_Short exercise_
Only the pictures are omitted; repeat all other data exactly.

** Begin Given entries **

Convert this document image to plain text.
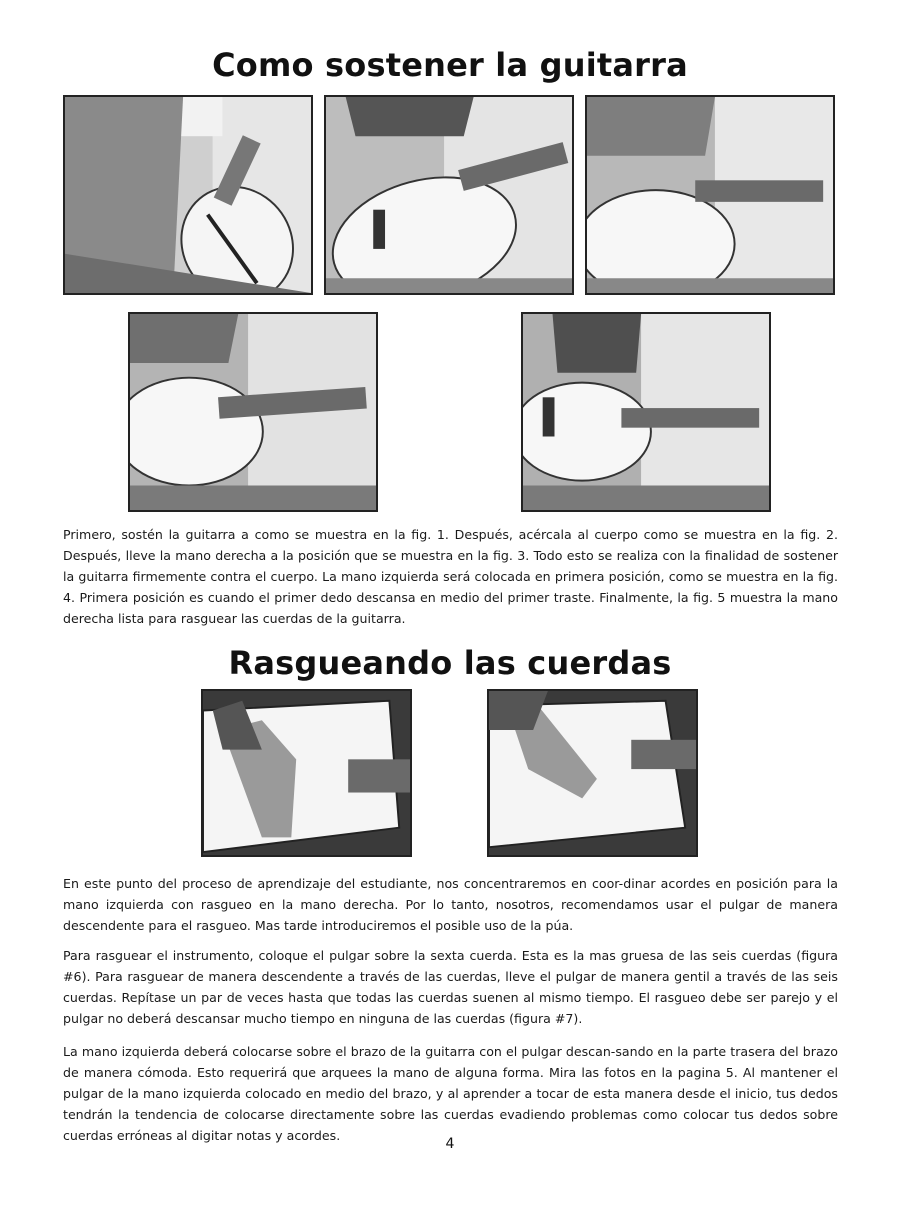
Como sostener la guitarra

Primero, sostén la guitarra a como se muestra en la fig. 1. Después, acércala al cuerpo como se muestra en la fig. 2. Después, lleve la mano derecha a la posición que se muestra en la fig. 3. Todo esto se realiza con la finalidad de sostener la guitarra firmemente contra el cuerpo. La mano izquierda será colocada en primera posición, como se muestra en la fig. 4. Primera posición es cuando el primer dedo descansa en medio del primer traste. Finalmente, la fig. 5 muestra la mano derecha lista para rasguear las cuerdas de la guitarra.

Rasgueando las cuerdas

En este punto del proceso de aprendizaje del estudiante, nos concentraremos en coor-dinar acordes en posición para la mano izquierda con rasgueo en la mano derecha. Por lo tanto, nosotros, recomendamos usar el pulgar de manera descendente para el rasgueo. Mas tarde introduciremos el posible uso de la púa.

Para rasguear el instrumento, coloque el pulgar sobre la sexta cuerda. Esta es la mas gruesa de las seis cuerdas (figura #6). Para rasguear de manera descendente a través de las cuerdas, lleve el pulgar de manera gentil a través de las seis cuerdas. Repítase un par de veces hasta que todas las cuerdas suenen al mismo tiempo. El rasgueo debe ser parejo y el pulgar no deberá descansar mucho tiempo en ninguna de las cuerdas (figura #7).

La mano izquierda deberá colocarse sobre el brazo de la guitarra con el pulgar descan-sando en la parte trasera del brazo de manera cómoda. Esto requerirá que arquees la mano de alguna forma. Mira las fotos en la pagina 5. Al mantener el pulgar de la mano izquierda colocado en medio del brazo, y al aprender a tocar de esta manera desde el inicio, tus dedos tendrán la tendencia de colocarse directamente sobre las cuerdas evadiendo problemas como colocar tus dedos sobre cuerdas erróneas al digitar notas y acordes.

4
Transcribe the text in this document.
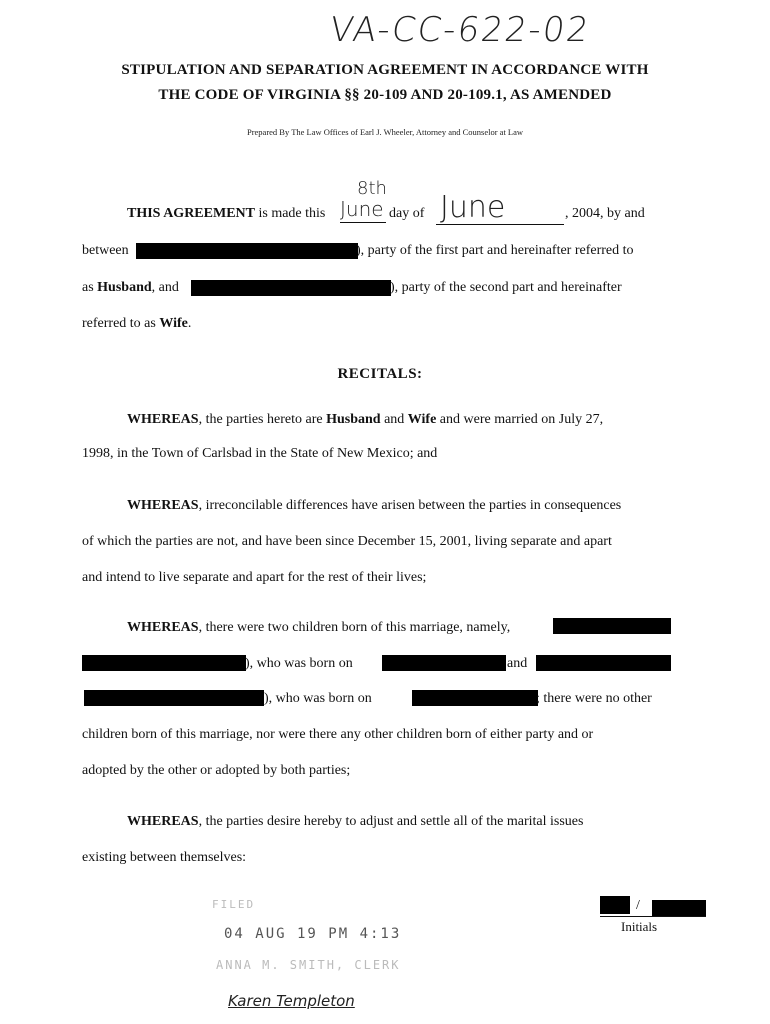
VA-CC-622-02
STIPULATION AND SEPARATION AGREEMENT IN ACCORDANCE WITH
THE CODE OF VIRGINIA §§ 20-109 AND 20-109.1, AS AMENDED
Prepared By The Law Offices of Earl J. Wheeler, Attorney and Counselor at Law
THIS AGREEMENT is made this
8th
June day of June	, 2004, by and
between	), party of the first part and hereinafter referred to
as Husband, and	), party of the second part and hereinafter
referred to as Wife.
RECITALS:
WHEREAS, the parties hereto are Husband and Wife and were married on July 27,
1998, in the Town of Carlsbad in the State of New Mexico; and
WHEREAS, irreconcilable differences have arisen between the parties in consequences
of which the parties are not, and have been since December 15, 2001, living separate and apart
and intend to live separate and apart for the rest of their lives;
WHEREAS, there were two children born of this marriage, namely,
), who was born on	and
), who was born on	; there were no other
children born of this marriage, nor were there any other children born of either party and or
adopted by the other or adopted by both parties;
WHEREAS, the parties desire hereby to adjust and settle all of the marital issues
existing between themselves:
FILED
04 AUG 19 PM 4:13
ANNA M. SMITH, CLERK
Karen Templeton
/
Initials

** End Given entries **

_Full solution_
Convert this document image to plain text.
Como sostener la guitarra

Primero, sostén la guitarra a como se muestra en la fig. 1. Después, acércala al cuerpo como se muestra en la fig. 2. Después, lleve la mano derecha a la posición que se muestra en la fig. 3. Todo esto se realiza con la finalidad de sostener la guitarra firmemente contra el cuerpo. La mano izquierda será colocada en primera posición, como se muestra en la fig. 4. Primera posición es cuando el primer dedo descansa en medio del primer traste. Finalmente, la fig. 5 muestra la mano derecha lista para rasguear las cuerdas de la guitarra.

Rasgueando las cuerdas

En este punto del proceso de aprendizaje del estudiante, nos concentraremos en coor-dinar acordes en posición para la mano izquierda con rasgueo en la mano derecha. Por lo tanto, nosotros, recomendamos usar el pulgar de manera descendente para el rasgueo. Mas tarde introduciremos el posible uso de la púa.

Para rasguear el instrumento, coloque el pulgar sobre la sexta cuerda. Esta es la mas gruesa de las seis cuerdas (figura #6). Para rasguear de manera descendente a través de las cuerdas, lleve el pulgar de manera gentil a través de las seis cuerdas. Repítase un par de veces hasta que todas las cuerdas suenen al mismo tiempo. El rasgueo debe ser parejo y el pulgar no deberá descansar mucho tiempo en ninguna de las cuerdas (figura #7).

La mano izquierda deberá colocarse sobre el brazo de la guitarra con el pulgar descan-sando en la parte trasera del brazo de manera cómoda. Esto requerirá que arquees la mano de alguna forma. Mira las fotos en la pagina 5. Al mantener el pulgar de la mano izquierda colocado en medio del brazo, y al aprender a tocar de esta manera desde el inicio, tus dedos tendrán la tendencia de colocarse directamente sobre las cuerdas evadiendo problemas como colocar tus dedos sobre cuerdas erróneas al digitar notas y acordes.

4
Transcribe the text in this document.
VA-CC-622-02
STIPULATION AND SEPARATION AGREEMENT IN ACCORDANCE WITH
THE CODE OF VIRGINIA §§ 20-109 AND 20-109.1, AS AMENDED
Prepared By The Law Offices of Earl J. Wheeler, Attorney and Counselor at Law
THIS AGREEMENT is made this
8th
June day of June	, 2004, by and
between	), party of the first part and hereinafter referred to
as Husband, and	), party of the second part and hereinafter
referred to as Wife.
RECITALS:
WHEREAS, the parties hereto are Husband and Wife and were married on July 27,
1998, in the Town of Carlsbad in the State of New Mexico; and
WHEREAS, irreconcilable differences have arisen between the parties in consequences
of which the parties are not, and have been since December 15, 2001, living separate and apart
and intend to live separate and apart for the rest of their lives;
WHEREAS, there were two children born of this marriage, namely,
), who was born on	and
), who was born on	; there were no other
children born of this marriage, nor were there any other children born of either party and or
adopted by the other or adopted by both parties;
WHEREAS, the parties desire hereby to adjust and settle all of the marital issues
existing between themselves:
FILED
04 AUG 19 PM 4:13
ANNA M. SMITH, CLERK
Karen Templeton
/
Initials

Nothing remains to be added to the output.